_Task requirements_
Could you reproduce, word for word, only the part of the material that begins with the line containing "Patent image size: (676, 1361)." and ends with the line containing "The arrow 622 is at (508, 1050).", including both of those lines?

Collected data
⁂

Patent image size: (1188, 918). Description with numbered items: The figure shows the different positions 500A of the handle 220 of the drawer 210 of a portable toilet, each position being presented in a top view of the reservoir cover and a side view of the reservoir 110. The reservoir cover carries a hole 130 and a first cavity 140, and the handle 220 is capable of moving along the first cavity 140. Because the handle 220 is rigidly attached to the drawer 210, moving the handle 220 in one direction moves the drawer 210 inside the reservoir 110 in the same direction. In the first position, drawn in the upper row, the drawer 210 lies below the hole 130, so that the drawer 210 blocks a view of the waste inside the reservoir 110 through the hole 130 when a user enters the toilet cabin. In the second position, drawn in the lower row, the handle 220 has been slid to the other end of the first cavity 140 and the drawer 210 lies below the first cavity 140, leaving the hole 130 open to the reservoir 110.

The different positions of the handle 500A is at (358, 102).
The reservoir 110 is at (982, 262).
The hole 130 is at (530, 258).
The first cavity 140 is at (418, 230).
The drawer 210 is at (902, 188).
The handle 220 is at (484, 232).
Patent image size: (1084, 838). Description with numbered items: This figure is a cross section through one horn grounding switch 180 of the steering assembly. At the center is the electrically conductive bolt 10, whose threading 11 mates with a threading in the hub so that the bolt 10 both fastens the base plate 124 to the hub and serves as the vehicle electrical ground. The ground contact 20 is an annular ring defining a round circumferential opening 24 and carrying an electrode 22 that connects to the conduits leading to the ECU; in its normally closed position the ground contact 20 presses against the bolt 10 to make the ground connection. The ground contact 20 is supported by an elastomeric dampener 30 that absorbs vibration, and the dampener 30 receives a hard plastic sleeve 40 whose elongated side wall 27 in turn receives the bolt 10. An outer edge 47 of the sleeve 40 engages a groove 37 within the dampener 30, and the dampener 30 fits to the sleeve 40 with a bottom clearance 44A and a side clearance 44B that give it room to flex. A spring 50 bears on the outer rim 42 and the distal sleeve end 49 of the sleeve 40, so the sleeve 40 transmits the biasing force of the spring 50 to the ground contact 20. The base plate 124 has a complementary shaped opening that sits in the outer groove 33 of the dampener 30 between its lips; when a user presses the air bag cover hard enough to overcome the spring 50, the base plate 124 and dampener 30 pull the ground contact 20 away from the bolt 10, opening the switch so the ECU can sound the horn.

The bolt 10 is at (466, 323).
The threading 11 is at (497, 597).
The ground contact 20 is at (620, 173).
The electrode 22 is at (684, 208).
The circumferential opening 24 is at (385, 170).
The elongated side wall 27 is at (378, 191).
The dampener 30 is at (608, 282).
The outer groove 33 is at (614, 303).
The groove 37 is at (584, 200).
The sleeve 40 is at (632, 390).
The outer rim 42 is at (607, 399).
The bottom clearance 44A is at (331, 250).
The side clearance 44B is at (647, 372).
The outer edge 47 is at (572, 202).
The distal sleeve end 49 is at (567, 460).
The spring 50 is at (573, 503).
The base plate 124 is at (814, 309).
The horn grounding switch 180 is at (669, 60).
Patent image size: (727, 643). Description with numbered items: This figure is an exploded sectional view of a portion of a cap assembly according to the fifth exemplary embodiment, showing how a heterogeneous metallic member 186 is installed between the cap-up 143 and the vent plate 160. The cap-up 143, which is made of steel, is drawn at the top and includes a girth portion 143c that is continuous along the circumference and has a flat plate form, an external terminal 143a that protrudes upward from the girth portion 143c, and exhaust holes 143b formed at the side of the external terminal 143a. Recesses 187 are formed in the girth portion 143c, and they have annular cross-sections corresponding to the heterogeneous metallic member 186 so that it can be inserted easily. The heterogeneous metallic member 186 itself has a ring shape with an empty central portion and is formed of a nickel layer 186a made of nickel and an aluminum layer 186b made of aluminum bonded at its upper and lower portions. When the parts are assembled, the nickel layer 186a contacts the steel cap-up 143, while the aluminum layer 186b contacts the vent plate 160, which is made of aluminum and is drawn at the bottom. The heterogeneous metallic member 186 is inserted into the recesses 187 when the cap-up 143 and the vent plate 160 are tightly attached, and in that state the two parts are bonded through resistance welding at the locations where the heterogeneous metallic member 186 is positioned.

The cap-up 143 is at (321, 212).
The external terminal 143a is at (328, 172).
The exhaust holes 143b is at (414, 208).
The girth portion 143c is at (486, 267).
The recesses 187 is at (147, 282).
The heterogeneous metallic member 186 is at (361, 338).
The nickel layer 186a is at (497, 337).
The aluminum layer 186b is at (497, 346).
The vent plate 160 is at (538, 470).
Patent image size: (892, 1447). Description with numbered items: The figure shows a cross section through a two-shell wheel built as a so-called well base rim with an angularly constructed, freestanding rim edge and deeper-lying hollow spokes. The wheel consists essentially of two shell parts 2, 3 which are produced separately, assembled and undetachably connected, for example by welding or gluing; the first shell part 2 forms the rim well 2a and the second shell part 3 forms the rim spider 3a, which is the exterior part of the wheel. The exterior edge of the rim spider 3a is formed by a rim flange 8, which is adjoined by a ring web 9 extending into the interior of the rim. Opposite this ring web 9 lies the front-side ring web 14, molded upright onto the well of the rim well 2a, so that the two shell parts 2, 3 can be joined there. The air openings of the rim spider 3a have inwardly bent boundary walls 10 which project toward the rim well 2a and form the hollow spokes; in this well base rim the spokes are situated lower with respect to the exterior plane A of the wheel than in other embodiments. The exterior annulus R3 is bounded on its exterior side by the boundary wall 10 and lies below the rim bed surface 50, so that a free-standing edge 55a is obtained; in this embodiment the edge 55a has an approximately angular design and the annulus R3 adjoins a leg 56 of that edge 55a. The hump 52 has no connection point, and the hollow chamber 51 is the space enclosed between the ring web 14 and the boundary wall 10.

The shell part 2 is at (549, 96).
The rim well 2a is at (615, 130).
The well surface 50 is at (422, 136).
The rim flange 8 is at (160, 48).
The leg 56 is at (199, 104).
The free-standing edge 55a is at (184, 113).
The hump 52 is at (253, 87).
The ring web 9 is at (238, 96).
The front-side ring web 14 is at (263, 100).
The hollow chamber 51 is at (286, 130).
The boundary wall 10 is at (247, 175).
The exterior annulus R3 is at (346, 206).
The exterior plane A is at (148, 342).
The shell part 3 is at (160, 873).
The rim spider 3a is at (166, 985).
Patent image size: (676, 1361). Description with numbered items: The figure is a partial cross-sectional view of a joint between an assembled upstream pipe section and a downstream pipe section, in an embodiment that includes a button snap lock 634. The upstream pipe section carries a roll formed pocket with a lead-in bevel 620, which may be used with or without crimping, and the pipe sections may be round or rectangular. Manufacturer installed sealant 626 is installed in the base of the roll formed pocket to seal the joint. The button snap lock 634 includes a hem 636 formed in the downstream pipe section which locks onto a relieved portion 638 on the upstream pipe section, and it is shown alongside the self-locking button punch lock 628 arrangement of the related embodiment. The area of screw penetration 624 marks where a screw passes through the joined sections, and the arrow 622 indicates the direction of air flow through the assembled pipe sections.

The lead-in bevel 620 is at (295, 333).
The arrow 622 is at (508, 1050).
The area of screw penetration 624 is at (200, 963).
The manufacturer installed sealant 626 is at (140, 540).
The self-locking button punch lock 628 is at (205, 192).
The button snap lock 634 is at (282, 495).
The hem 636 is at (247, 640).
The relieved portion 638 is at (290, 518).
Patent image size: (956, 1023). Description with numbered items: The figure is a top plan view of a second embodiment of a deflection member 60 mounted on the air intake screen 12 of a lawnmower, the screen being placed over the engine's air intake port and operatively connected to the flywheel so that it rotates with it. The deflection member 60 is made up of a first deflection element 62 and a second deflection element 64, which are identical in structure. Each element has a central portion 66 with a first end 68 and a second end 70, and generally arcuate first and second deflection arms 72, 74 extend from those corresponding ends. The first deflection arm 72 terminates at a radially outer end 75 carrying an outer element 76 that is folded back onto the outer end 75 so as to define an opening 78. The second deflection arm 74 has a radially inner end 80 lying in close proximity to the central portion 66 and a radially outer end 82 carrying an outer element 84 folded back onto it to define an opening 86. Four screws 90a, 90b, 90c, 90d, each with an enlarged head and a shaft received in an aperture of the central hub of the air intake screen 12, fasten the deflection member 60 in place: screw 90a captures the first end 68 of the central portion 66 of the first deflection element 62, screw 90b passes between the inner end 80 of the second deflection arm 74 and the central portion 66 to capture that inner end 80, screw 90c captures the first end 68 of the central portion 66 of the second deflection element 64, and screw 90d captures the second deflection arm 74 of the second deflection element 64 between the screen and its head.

⁂

_Written solution_
Patent image size: (676, 1361). Description with numbered items: The figure is a partial cross-sectional view of a joint between an assembled upstream pipe section and a downstream pipe section, in an embodiment that includes a button snap lock 634. The upstream pipe section carries a roll formed pocket with a lead-in bevel 620, which may be used with or without crimping, and the pipe sections may be round or rectangular. Manufacturer installed sealant 626 is installed in the base of the roll formed pocket to seal the joint. The button snap lock 634 includes a hem 636 formed in the downstream pipe section which locks onto a relieved portion 638 on the upstream pipe section, and it is shown alongside the self-locking button punch lock 628 arrangement of the related embodiment. The area of screw penetration 624 marks where a screw passes through the joined sections, and the arrow 622 indicates the direction of air flow through the assembled pipe sections.

The lead-in bevel 620 is at (295, 333).
The arrow 622 is at (508, 1050).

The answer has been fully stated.